Start of Raw records

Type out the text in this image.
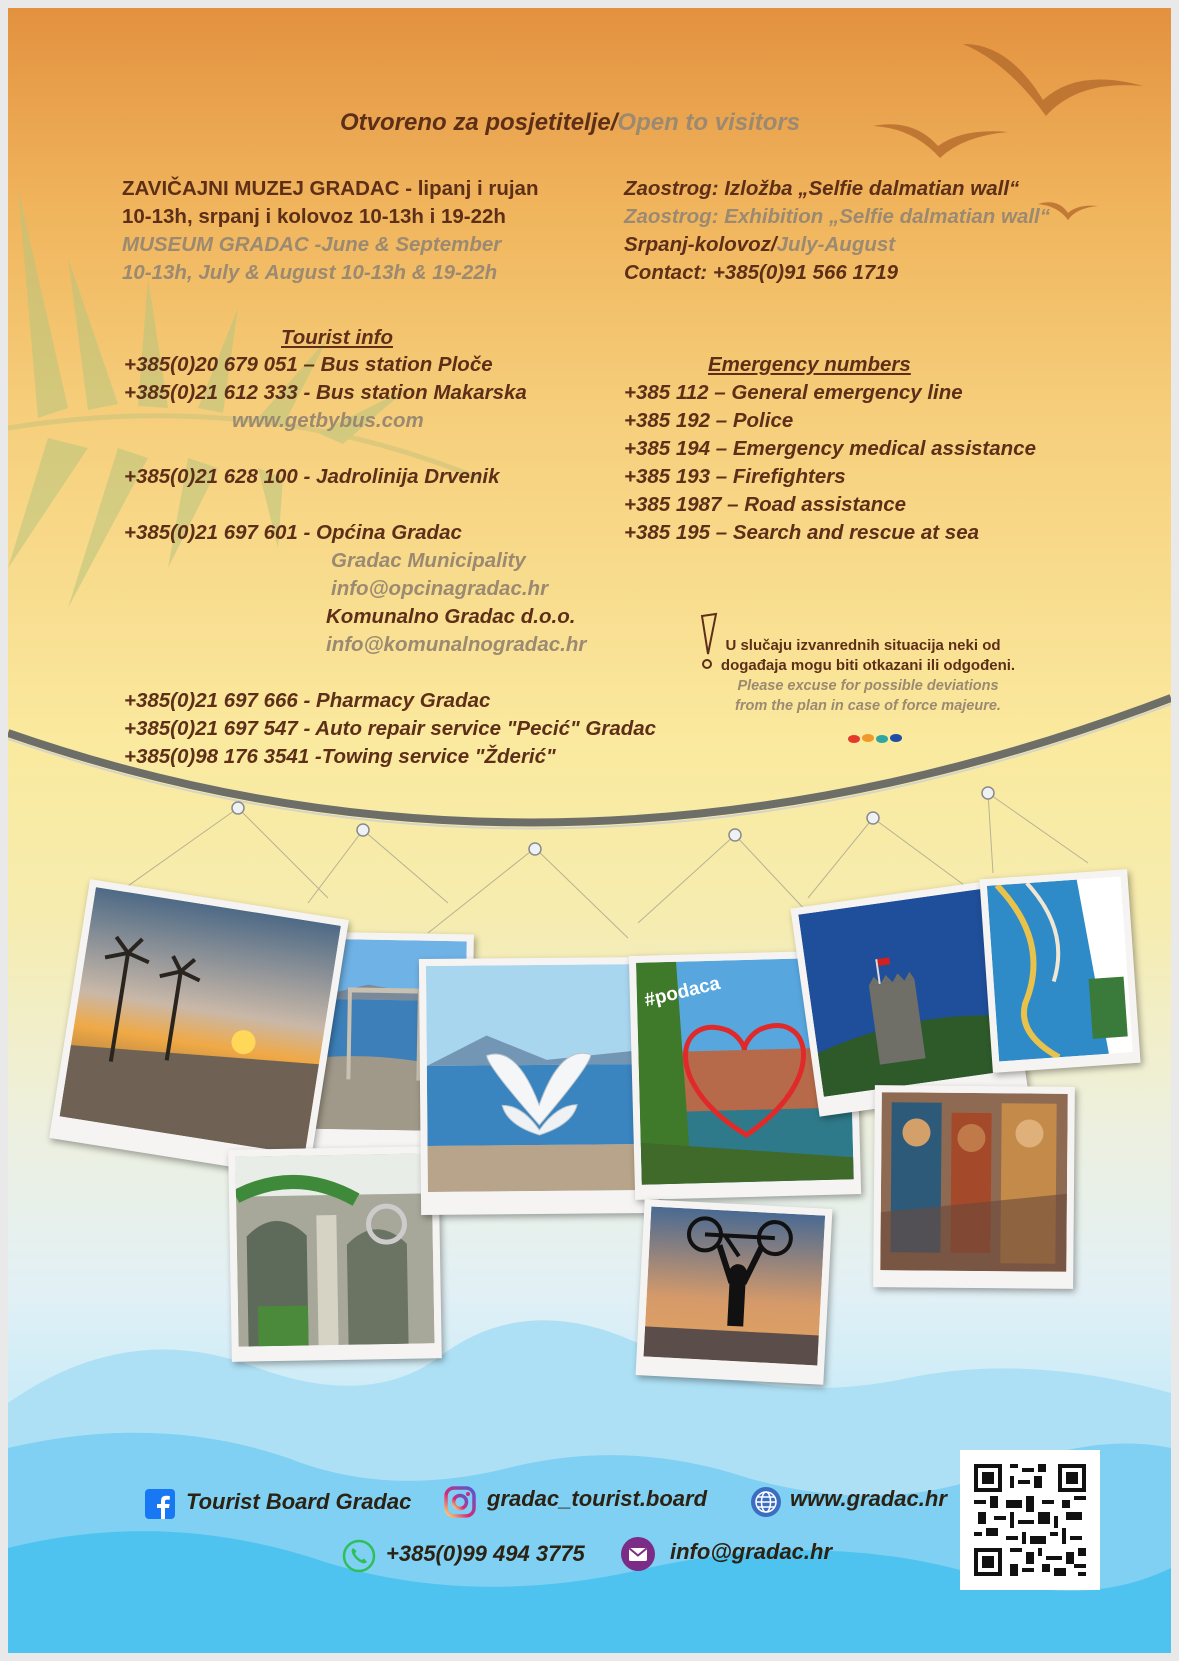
Otvoreno za posjetitelje/Open to visitors
ZAVIČAJNI MUZEJ GRADAC - lipanj i rujan
10-13h, srpanj i kolovoz 10-13h i 19-22h
MUSEUM GRADAC -June & September
10-13h, July & August 10-13h & 19-22h
Zaostrog: Izložba „Selfie dalmatian wall“
Zaostrog: Exhibition „Selfie dalmatian wall“
Srpanj-kolovoz/July-August
Contact: +385(0)91 566 1719
Tourist info
+385(0)20 679 051 – Bus station Ploče
+385(0)21 612 333 - Bus station Makarska
www.getbybus.com
+385(0)21 628 100 - Jadrolinija Drvenik
+385(0)21 697 601 - Općina Gradac
Gradac Municipality
info@opcinagradac.hr
Komunalno Gradac d.o.o.
info@komunalnogradac.hr
+385(0)21 697 666 - Pharmacy Gradac
+385(0)21 697 547 - Auto repair service "Pecić" Gradac
+385(0)98 176 3541 -Towing service "Žderić"
Emergency numbers
+385 112 – General emergency line
+385 192 – Police
+385 194 – Emergency medical assistance
+385 193 – Firefighters
+385 1987 – Road assistance
+385 195 – Search and rescue at sea
U slučaju izvanrednih situacija neki od
događaja mogu biti otkazani ili odgođeni.
Please excuse for possible deviations
from the plan in case of force majeure.
#podaca
Tourist Board Gradac	gradac_tourist.board	www.gradac.hr
+385(0)99 494 3775	info@gradac.hr
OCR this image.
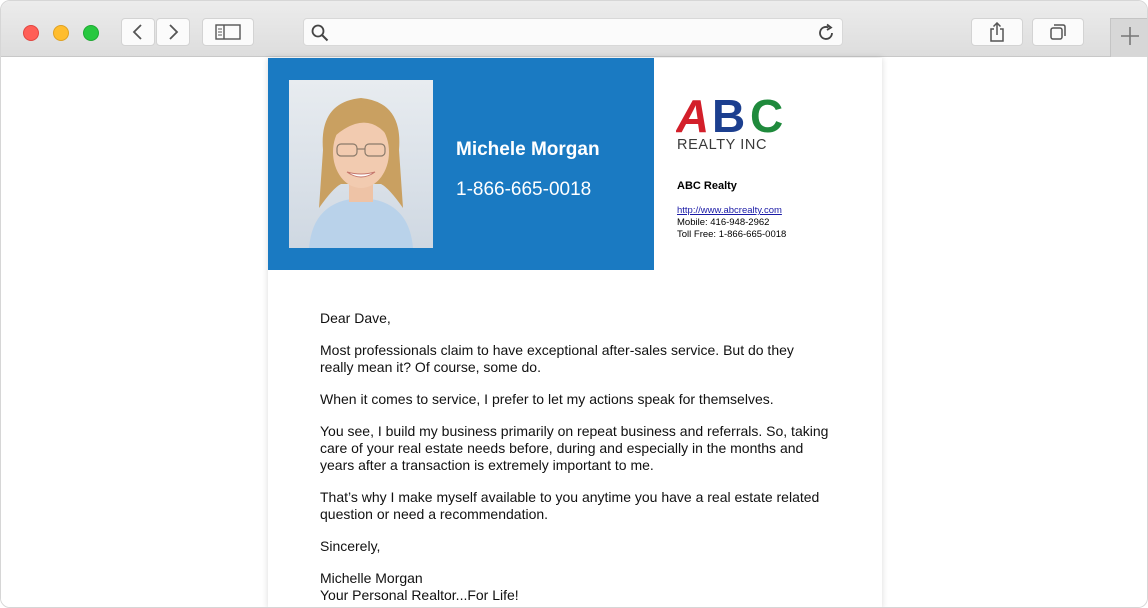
Michele Morgan
1-866-665-0018
A B C
REALTY INC
ABC Realty
http://www.abcrealty.com
Mobile: 416-948-2962
Toll Free: 1-866-665-0018

Dear Dave,

Most professionals claim to have exceptional after-sales service. But do they really mean it? Of course, some do.

When it comes to service, I prefer to let my actions speak for themselves.

You see, I build my business primarily on repeat business and referrals. So, taking care of your real estate needs before, during and especially in the months and years after a transaction is extremely important to me.

That’s why I make myself available to you anytime you have a real estate related question or need a recommendation.

Sincerely,

Michelle Morgan

Your Personal Realtor...For Life!
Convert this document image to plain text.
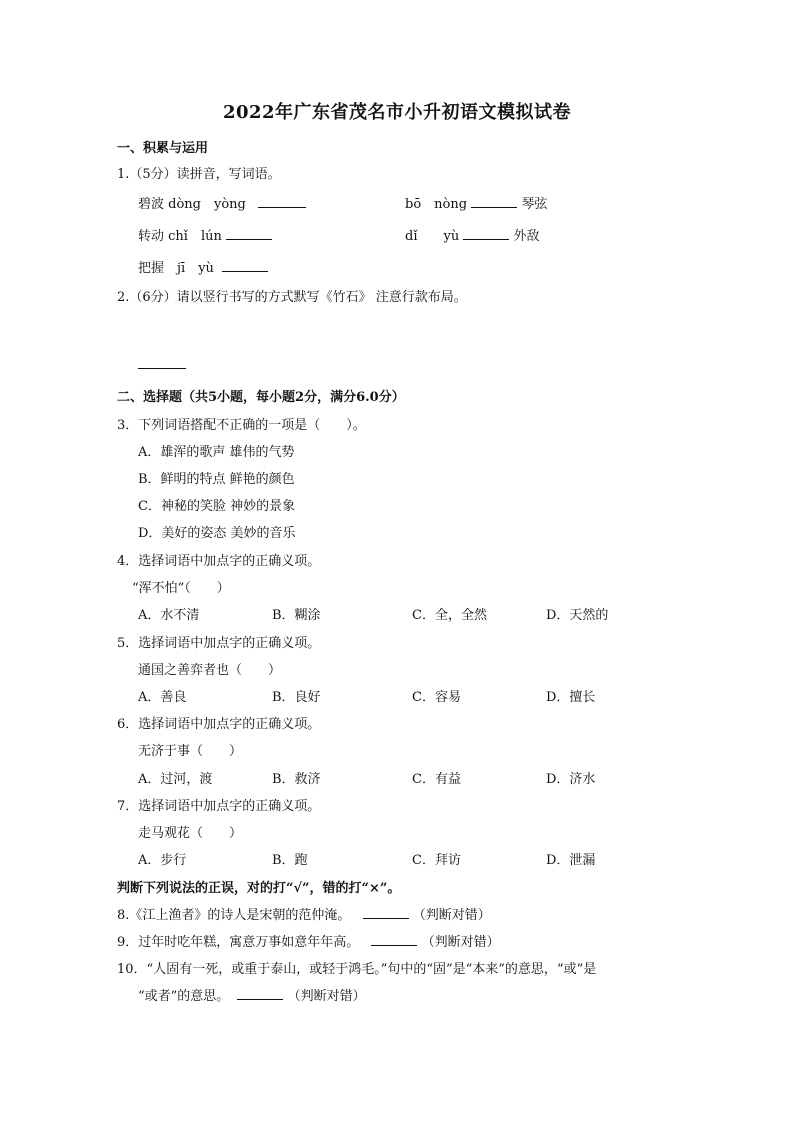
2022年广东省茂名市小升初语文模拟试卷
一、积累与运用
1.（5分）读拼音，写词语。
碧波 dòng　yòng	bō　nòng	琴弦
转动 chǐ　lún	dǐ　　yù	外敌
把握　jī　yù
2.（6分）请以竖行书写的方式默写《竹石》 注意行款布局。
二、选择题（共5小题，每小题2分，满分6.0分）
3．下列词语搭配不正确的一项是（　　）。
A．雄浑的歌声 雄伟的气势
B．鲜明的特点 鲜艳的颜色
C．神秘的笑脸 神妙的景象
D．美好的姿态 美妙的音乐
4．选择词语中加点字的正确义项。
“浑不怕”（　　）
A．水不清	B．糊涂	C．全，全然	D．天然的
5．选择词语中加点字的正确义项。
通国之善弈者也（　　）
A．善良	B．良好	C．容易	D．擅长
6．选择词语中加点字的正确义项。
无济于事（　　）
A．过河，渡	B．救济	C．有益	D．济水
7．选择词语中加点字的正确义项。
走马观花（　　）
A．步行	B．跑	C．拜访	D．泄漏
判断下列说法的正误，对的打“√”，错的打“×”。
8.《江上渔者》的诗人是宋朝的范仲淹。	（判断对错）
9．过年时吃年糕，寓意万事如意年年高。	（判断对错）
10．“人固有一死，或重于泰山，或轻于鸿毛。”句中的“固”是“本来”的意思，“或”是
“或者”的意思。	（判断对错）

End of Raw records

Objective
From the records given above, reproduce all text exactly and exclude each picture.

Exercise result
Type out the text in this image.
Otvoreno za posjetitelje/Open to visitors
ZAVIČAJNI MUZEJ GRADAC - lipanj i rujan
10-13h, srpanj i kolovoz 10-13h i 19-22h
MUSEUM GRADAC -June & September
10-13h, July & August 10-13h & 19-22h
Zaostrog: Izložba „Selfie dalmatian wall“
Zaostrog: Exhibition „Selfie dalmatian wall“
Srpanj-kolovoz/July-August
Contact: +385(0)91 566 1719
Tourist info
+385(0)20 679 051 – Bus station Ploče
+385(0)21 612 333 - Bus station Makarska
www.getbybus.com
+385(0)21 628 100 - Jadrolinija Drvenik
+385(0)21 697 601 - Općina Gradac
Gradac Municipality
info@opcinagradac.hr
Komunalno Gradac d.o.o.
info@komunalnogradac.hr
+385(0)21 697 666 - Pharmacy Gradac
+385(0)21 697 547 - Auto repair service "Pecić" Gradac
+385(0)98 176 3541 -Towing service "Žderić"
Emergency numbers
+385 112 – General emergency line
+385 192 – Police
+385 194 – Emergency medical assistance
+385 193 – Firefighters
+385 1987 – Road assistance
+385 195 – Search and rescue at sea
U slučaju izvanrednih situacija neki od
događaja mogu biti otkazani ili odgođeni.
Please excuse for possible deviations
from the plan in case of force majeure.
#podaca
Tourist Board Gradac	gradac_tourist.board	www.gradac.hr
+385(0)99 494 3775	info@gradac.hr
OCR this image.
Michele Morgan
1-866-665-0018
A B C
REALTY INC
ABC Realty
http://www.abcrealty.com
Mobile: 416-948-2962
Toll Free: 1-866-665-0018

Dear Dave,

Most professionals claim to have exceptional after-sales service. But do they really mean it? Of course, some do.

When it comes to service, I prefer to let my actions speak for themselves.

You see, I build my business primarily on repeat business and referrals. So, taking care of your real estate needs before, during and especially in the months and years after a transaction is extremely important to me.

That’s why I make myself available to you anytime you have a real estate related question or need a recommendation.

Sincerely,

Michelle Morgan

Your Personal Realtor...For Life!
Convert this document image to plain text.
2022年广东省茂名市小升初语文模拟试卷
一、积累与运用
1.（5分）读拼音，写词语。
碧波 dòng　yòng	bō　nòng	琴弦
转动 chǐ　lún	dǐ　　yù	外敌
把握　jī　yù
2.（6分）请以竖行书写的方式默写《竹石》 注意行款布局。
二、选择题（共5小题，每小题2分，满分6.0分）
3．下列词语搭配不正确的一项是（　　）。
A．雄浑的歌声 雄伟的气势
B．鲜明的特点 鲜艳的颜色
C．神秘的笑脸 神妙的景象
D．美好的姿态 美妙的音乐
4．选择词语中加点字的正确义项。
“浑不怕”（　　）
A．水不清	B．糊涂	C．全，全然	D．天然的
5．选择词语中加点字的正确义项。
通国之善弈者也（　　）
A．善良	B．良好	C．容易	D．擅长
6．选择词语中加点字的正确义项。
无济于事（　　）
A．过河，渡	B．救济	C．有益	D．济水
7．选择词语中加点字的正确义项。
走马观花（　　）
A．步行	B．跑	C．拜访	D．泄漏
判断下列说法的正误，对的打“√”，错的打“×”。
8.《江上渔者》的诗人是宋朝的范仲淹。	（判断对错）
9．过年时吃年糕，寓意万事如意年年高。	（判断对错）
10．“人固有一死，或重于泰山，或轻于鸿毛。”句中的“固”是“本来”的意思，“或”是
“或者”的意思。	（判断对错）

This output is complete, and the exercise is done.